这样的“天使们”像蒙娜丽莎般微笑着,就像贝蒂对自己母亲说的那样,蒙娜丽莎在微笑着,但她真的快乐吗?她内心的痛苦,谁又能体会到呢。父权制社会的摧残和压迫使这些“天使们”折断了翅膀,不能自由翱翔于天空,阻碍着女性追求解放的道路。最后,贝蒂为摆脱“天使”的形象,毅然决然提出要和自己的丈夫离婚。自己可能去纽约继续求学,去实现自己的价值,追求女性的独立和解放,而不是在家中扮演“天使”的角色。 影片最后,贝蒂追求的是自由、独立和解放。
三、挑战中的魔鬼
在传统男权社会中, 男性有着绝对的话语权,可以对女性直接批评和辱骂,他们希望女性成为他们心目中美好的形象以供他们欣赏和为他们服务。在影片中,凯瑟琳教师就扮演着男性心目中“魔鬼”的形象。
凯瑟琳流露出蒙娜丽莎般的微笑,给人留下深刻的印象。 她既是一名教师也是一位女权主义者,她带着坚定自由的信念来教学生们,所以她微笑着;她希望在她的教学下,学生们可以追求自己的价值,追求女性的解放,所以她微笑着;在开学典礼上,她看到学生琼拿着小锤敲打学习之门并宣布:“我代表所有女性, 通过努力学习唤醒我的心智, 并奉献毕生于知识。 ”所以她微笑着,认为自己来对了地方,可以发挥自己的价值了。 其实这只是一种表象,在接下来的教学中, 她发现这些学生都是被驯化成一样的模式,没有自己独立的思想和价值观念。凯瑟琳在看到这种情况后,用自己的独特、开放、自由的观念去影响他们,开启他们追求女性解放之门。 她有着自己坚定的看法,认为女性不应该只做一个家庭主妇,把时间消耗在打扫卫生、做饭洗衣上面,而应该追求自己的事业。

练习数据:
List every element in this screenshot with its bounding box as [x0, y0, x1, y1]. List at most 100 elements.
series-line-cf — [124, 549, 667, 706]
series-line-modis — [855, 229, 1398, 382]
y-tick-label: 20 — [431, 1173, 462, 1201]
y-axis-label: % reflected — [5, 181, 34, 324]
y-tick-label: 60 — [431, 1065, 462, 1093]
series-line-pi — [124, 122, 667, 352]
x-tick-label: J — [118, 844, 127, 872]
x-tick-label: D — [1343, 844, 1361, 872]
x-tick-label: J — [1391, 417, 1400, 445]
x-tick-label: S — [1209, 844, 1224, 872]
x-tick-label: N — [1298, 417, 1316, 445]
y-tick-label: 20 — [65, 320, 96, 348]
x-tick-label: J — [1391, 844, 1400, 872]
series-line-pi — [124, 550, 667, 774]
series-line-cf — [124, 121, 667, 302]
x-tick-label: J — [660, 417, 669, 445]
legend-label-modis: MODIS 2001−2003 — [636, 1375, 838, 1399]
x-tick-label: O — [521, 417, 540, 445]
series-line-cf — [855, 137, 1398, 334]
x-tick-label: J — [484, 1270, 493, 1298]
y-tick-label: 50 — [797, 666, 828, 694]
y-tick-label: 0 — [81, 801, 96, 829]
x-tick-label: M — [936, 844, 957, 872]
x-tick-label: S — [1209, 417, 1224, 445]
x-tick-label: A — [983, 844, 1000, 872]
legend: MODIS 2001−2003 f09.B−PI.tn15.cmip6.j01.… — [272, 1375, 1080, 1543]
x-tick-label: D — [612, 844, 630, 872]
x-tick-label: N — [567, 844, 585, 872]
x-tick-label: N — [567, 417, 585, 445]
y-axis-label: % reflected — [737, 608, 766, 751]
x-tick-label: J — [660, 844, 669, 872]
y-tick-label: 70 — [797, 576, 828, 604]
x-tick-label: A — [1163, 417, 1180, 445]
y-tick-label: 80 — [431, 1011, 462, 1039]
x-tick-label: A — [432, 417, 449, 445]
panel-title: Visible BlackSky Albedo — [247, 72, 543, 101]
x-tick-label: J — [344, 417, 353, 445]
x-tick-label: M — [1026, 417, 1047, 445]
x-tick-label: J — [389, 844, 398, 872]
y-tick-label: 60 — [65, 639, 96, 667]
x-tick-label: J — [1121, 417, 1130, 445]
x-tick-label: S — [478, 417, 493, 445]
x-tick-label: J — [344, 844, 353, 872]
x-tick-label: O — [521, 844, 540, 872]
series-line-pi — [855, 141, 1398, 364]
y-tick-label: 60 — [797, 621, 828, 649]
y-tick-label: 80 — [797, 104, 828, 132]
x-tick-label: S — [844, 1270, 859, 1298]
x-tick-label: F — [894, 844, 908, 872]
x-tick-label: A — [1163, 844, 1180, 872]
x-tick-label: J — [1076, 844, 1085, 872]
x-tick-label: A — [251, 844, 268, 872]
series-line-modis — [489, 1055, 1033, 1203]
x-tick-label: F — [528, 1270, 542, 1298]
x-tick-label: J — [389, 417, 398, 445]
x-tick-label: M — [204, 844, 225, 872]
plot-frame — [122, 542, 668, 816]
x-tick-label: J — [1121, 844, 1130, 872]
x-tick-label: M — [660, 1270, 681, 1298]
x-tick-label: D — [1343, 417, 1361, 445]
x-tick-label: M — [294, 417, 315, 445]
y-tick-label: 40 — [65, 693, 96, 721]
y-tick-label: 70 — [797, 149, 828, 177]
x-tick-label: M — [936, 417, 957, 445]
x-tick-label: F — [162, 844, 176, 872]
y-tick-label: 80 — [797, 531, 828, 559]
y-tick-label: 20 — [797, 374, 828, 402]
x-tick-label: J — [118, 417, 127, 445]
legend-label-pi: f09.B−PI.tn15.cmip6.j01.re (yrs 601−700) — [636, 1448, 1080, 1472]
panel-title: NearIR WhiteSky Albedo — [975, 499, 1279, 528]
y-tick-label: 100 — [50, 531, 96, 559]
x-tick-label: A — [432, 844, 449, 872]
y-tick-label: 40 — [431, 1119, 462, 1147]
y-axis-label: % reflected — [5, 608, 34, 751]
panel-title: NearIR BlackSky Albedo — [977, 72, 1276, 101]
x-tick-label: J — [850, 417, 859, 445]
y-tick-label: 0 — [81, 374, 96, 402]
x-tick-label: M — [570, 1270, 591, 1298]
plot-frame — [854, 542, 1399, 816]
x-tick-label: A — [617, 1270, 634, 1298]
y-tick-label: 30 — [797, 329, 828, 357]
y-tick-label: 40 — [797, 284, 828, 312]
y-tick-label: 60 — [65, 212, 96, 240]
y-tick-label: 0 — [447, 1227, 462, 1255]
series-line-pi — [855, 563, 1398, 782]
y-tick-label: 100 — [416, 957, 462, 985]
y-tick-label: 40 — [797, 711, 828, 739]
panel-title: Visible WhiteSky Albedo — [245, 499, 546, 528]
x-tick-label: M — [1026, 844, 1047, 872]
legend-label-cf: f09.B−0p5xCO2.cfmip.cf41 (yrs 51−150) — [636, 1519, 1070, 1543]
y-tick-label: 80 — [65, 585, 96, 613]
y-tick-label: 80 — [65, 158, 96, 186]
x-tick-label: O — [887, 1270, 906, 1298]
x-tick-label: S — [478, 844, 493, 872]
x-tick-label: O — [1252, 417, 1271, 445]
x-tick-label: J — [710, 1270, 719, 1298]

任务说明:
从原文的最后一句之后接着写，续写这篇评论影片中女性形象的文字。 本练习用不到上面的记录。

任务输出:
她认为女性不比男性差, 应该有自己独立的想法,应该摆脱男性的控制,而不是成为他们的附庸。 她的形象在男人心目中就是“魔鬼”,没有按照男人的意愿来行事,没有把自己的一切奉献在家庭中,竟然还拥有自己的独立思想意识。
凯瑟琳用自己的方式来挑战传统价值观和父权制对女性的禁锢。她对卫斯理女子学院的陈旧的教学制度不满,用自己开放、自由独立的理念来教授学生们知识。 第一节课使她受了挫折,女学生们在上课之前已经把这学期的课本全都熟记于心,学生们的话语令她很难堪,这时凯瑟琳意识到,这群聪明的女学生们已经受到学校的教学理念的影响,完全按照死板的教学大纲来,而提不出属于自己的新颖的观念。 第二节课,凯瑟琳精心准备的教案,在屏幕上放了几张课本上没有的图片(动物的尸体,自己母亲的照片,自己的绘画), 提出的问题让这群自信满满的学生们顿时受到了打击。被称作“魔鬼”的凯瑟琳在用自己独特的方式教育学生们去主动思考, 形成自己独立的意识,开发女性的自我意识。她在用自己的独立的意识去影响学生们,让她们逐渐摆脱教条的束缚,形成自己的意识。“对学生而言,凯瑟琳的出现不是要改变什么东西,或者将她自己的意志强加于人,而是让学生认识到每个人都有权利选择自己的生活,让学生看到另外的可能性,并让她们自己去选择。 ”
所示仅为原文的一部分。